EXTRAIT
Avec l’inversion de la mondialisation et son cortège de crises, de nationalismes et de guerres, la scène diplomatique se polarise à nouveau. La diplomatie du climat risque d’être une victime majeure de cette nouvelle guerre froide. Le dissensus des blocs rivaux nuit au consensus global, aux actions coordonnées des 175 états signataires des conventions de l’écologie globale, négociées à Rio de Janeiro en 1992.

Une diplomatie climatique en panne ?

La diplomatie climatique est cependant réaliste. Si elle essaie de limiter au maximum le dérèglement climatique, elle cherche aussi à nous adapter aux nouveaux climats, adaptation qui exigera plus d’efforts si la réduction des émissions des gaz à effet de serre reste insuffisante. Celle-ci dépend pour l’essentiel de peu d’acteurs, la Chine, les Etats-Unis et l’Union européenne émettant plus de la moitié des gaz nocifs.

Or, leurs relations se détériorent au point de mettre en cause leur coopération contre le changement climatique. Depuis l’élection de Barack Obama en 2008, les Etats-Unis ont progressivement durci leurs relations avec la Chine, craignant que son enrichissement, voulu par Bill Clinton en l’intégrant dans l’OMC, mette en cause leur leadership. Barack Obama, Donald Trump et Joe Biden, au-delà de leurs profondes divergences, partagent la même volonté d'endiguer la Chine, attestant de la gravité de l’enjeu pour les élites nord-américaines.

Inévitablement, ce refroidissement des relations internationales, impacte négativement la diplomatie du climat. Après la visite de Nancy Pelosi, la n°3 américaine, à Taïwan, la Chine a arrêté de discuter en tête à tête avec les Etats-Unis sur le climat.

L’exemple de Macky Sall

En ces temps troubles, les manieurs d’analogie négligent trop facilement le rôle des non-alignés durant la guerre froide. La guerre d’Ukraine qui booste la tripartition de la scène diplomatique mondiale est un test des capacités des nouveaux non-alignés. Quand le blocus russe des ports ukrainiens a provoqué des pénuries de céréales et un risque de famine en Afrique et en Asie, le président de l’Union Africaine et du Sénégal, Macky Sall, a pris l’avion afin de rencontrer Vladimir Poutine pour qu’il débloque le blocus, permettant à la Turquie, à l’ONU et aux belligérants de rétablir la navigation dans la mer Noire.

LISTE
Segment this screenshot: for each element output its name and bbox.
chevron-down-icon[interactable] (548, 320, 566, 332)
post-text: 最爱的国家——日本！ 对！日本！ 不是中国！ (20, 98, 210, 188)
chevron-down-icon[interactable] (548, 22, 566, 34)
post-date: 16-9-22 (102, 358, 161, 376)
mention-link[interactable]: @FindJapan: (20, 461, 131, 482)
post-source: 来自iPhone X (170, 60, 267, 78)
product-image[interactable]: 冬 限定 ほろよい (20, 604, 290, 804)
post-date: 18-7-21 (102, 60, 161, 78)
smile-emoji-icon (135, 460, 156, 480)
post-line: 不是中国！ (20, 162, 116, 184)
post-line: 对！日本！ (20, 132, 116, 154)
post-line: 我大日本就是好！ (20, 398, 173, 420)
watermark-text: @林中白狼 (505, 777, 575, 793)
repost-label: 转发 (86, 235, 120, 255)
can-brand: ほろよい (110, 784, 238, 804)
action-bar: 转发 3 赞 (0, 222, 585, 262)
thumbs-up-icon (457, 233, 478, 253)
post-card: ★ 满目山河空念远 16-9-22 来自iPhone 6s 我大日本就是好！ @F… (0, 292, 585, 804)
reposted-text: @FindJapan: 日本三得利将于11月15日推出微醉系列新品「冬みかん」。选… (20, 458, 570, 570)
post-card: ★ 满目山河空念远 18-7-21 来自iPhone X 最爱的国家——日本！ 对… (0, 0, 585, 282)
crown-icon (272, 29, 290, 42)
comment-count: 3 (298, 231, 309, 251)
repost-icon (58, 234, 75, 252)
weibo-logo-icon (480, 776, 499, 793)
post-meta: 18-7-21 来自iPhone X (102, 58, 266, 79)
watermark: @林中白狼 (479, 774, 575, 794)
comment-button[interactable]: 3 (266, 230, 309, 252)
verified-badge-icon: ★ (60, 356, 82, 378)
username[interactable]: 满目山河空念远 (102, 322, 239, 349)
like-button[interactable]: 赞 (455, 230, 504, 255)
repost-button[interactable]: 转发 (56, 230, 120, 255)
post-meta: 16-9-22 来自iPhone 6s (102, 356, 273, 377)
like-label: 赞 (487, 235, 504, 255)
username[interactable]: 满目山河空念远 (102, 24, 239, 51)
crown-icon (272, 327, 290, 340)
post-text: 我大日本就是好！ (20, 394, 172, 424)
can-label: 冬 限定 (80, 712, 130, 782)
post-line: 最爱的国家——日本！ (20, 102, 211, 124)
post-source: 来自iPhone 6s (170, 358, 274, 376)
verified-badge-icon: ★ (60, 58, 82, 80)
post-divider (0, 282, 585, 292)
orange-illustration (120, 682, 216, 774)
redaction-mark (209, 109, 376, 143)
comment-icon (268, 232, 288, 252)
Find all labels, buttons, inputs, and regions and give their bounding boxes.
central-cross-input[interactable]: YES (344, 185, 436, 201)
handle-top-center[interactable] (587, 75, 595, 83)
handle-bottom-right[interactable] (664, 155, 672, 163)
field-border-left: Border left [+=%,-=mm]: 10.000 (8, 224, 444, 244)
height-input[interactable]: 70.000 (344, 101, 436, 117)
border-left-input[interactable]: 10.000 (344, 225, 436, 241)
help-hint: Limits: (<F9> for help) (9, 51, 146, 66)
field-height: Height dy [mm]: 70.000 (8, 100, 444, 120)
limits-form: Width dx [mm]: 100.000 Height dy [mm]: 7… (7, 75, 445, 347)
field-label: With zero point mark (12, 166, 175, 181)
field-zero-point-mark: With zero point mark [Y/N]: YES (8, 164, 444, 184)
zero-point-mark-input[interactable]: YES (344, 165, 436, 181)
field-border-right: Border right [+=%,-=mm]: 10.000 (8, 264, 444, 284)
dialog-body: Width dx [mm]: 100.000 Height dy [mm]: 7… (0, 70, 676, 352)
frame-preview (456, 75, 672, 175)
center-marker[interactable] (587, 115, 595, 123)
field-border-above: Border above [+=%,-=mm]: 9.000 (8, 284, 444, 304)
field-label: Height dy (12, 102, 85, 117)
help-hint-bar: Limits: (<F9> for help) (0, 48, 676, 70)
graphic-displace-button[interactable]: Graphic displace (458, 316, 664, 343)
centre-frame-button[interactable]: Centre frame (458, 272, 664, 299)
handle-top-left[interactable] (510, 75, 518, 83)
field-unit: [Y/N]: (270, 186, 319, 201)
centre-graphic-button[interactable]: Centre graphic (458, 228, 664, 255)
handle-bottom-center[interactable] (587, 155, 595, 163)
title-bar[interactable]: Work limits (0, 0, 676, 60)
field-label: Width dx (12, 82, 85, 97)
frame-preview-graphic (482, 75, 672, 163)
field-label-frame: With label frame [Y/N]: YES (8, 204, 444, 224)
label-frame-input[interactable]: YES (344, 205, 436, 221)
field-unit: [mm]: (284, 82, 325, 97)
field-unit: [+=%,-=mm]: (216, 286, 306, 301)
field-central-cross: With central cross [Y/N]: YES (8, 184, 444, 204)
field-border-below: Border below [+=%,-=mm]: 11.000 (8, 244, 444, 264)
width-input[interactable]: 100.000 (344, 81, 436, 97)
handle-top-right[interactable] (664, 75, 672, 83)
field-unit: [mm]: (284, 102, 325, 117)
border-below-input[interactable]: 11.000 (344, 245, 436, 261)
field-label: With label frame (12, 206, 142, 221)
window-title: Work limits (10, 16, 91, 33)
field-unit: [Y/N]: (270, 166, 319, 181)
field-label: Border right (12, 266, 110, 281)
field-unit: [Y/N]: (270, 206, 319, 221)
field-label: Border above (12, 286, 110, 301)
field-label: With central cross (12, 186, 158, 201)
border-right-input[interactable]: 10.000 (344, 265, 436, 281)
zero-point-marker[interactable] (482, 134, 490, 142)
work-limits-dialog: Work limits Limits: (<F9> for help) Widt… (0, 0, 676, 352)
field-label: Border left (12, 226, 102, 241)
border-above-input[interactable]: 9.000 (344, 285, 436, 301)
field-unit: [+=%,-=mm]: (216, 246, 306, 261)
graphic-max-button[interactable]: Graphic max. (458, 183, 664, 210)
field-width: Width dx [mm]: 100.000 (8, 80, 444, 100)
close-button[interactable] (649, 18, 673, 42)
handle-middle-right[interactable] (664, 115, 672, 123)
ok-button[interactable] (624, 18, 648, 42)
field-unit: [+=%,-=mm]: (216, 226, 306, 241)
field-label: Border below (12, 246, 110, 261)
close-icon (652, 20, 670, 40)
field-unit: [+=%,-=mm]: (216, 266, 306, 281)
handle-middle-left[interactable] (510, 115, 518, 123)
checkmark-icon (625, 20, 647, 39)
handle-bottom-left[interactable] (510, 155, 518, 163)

CONSIGNES
1: Selon l'extrait sur la diplomatie climatique, quels acteurs émettent plus de la moitié des gaz nocifs ?
2: Reproduisez, s'il vous plaît, un passage de l'extrait sur la diplomatie climatique : commencez aux mots « Inévitablement, ce refroidissement » et arrêtez-vous après « la mer Noire. ».
3: Poursuivez l'extrait sur la diplomatie climatique à partir de sa dernière phrase.
Le matériel fourni ne sert à rien ici.

RÉSULTATS ATTENDUS
1: La Chine, les Etats-Unis et l'Union européenne.

2:
Inévitablement, ce refroidissement des relations internationales, impacte négativement la diplomatie du climat. Après la visite de Nancy Pelosi, la n°3 américaine, à Taïwan, la Chine a arrêté de discuter en tête à tête avec les Etats-Unis sur le climat.

L’exemple de Macky Sall

En ces temps troubles, les manieurs d’analogie négligent trop facilement le rôle des non-alignés durant la guerre froide. La guerre d’Ukraine qui booste la tripartition de la scène diplomatique mondiale est un test des capacités des nouveaux non-alignés. Quand le blocus russe des ports ukrainiens a provoqué des pénuries de céréales et un risque de famine en Afrique et en Asie, le président de l’Union Africaine et du Sénégal, Macky Sall, a pris l’avion afin de rencontrer Vladimir Poutine pour qu’il débloque le blocus, permettant à la Turquie, à l’ONU et aux belligérants de rétablir la navigation dans la mer Noire.

3:
Y a-t-il place pour une écologie globale non-alignée ?

De quels atouts disposent les non-alignés pour desserrer l’étau sino-américain sur la diplomatie du climat ? Les bassins fluviaux de l’Amazone et du Congo sont des lieux stratégiques du dérèglement climatique. D’où le choix de Rio de Janeiro en 1992 pour signer la Convention sur le climat, les forêts luxuriantes de l’Amazonie stockent en effet des quantités impressionnantes de carbone. Leur rejet dans l’atmosphère par la déforestation exige des efforts supplémentaires de réduction des émissions dans le monde entier alors même que nous ne parviendrons pas à tenir l’objectif de limiter la hausse des températures à + 1,5°C par rapport à l’ère préindustrielle; ce seuil sera franchi dans les prochaines années sauf si, prévient le GIEC, les émissions nocives chutent de 43% d’ici 2030…

Pour une justice climatique

Les pays d’Amérique latine, « non-alignés » pour la plupart, peuvent-ils relancer la diplomatie du climat ? C’est l’engagement de Gustavo Petro et de Gabriel Boric, les nouveaux présidents de la Colombie et du Chili. Le président de l’Argentine, Alberto Fernandez, se joint à leurs efforts. Les yeux sont maintenant tournés vers Brasilia qui attend le verdict de l’élection présidentielle début octobre où Lula fait figure de favori. Marina Silva, figure iconique des luttes pour la forêt amazonienne, le soutient et pousse à un « pacte pour le climat ». Les choix écologiques et diplomatiques des électeurs et du futur président du Brésil seront cruciaux pour entraîner plus largement le continent latino-américain et les non-alignés des autres continents.

Les intelligentsias, les institutions du savoir peuvent-elles renforcer cette dynamique ? Adossées aux réseaux globaux de chercheurs qui depuis une quarantaine d’années documentent le changement climatique, les directions d’universités de ces pays débattent de leur implication.

Les non-alignés peuvent-ils défendre avec succès la justice climatique ? Les dérèglements climatiques accentuent les inégalités entre les plus opulents et les plus démunis. La désertification des zones arides, les moussons évoluant en déluges, les cyclones et les typhons plus destructeurs, les dérèglements climatiques affectent de façon disproportionnée les habitants des zones tropicales et équatoriales lesquels ont de surcroît moins de moyens pour s’adapter que ceux des pays opulents – un état de fait d’autant plus injuste que les pays riches portent la plus grande responsabilité dans la surcharge de l’effet de serre et le réchauffement global, en ayant bâti leur industrialisation avec des technologies qui brûlent massivement des énergies fossiles carbonées.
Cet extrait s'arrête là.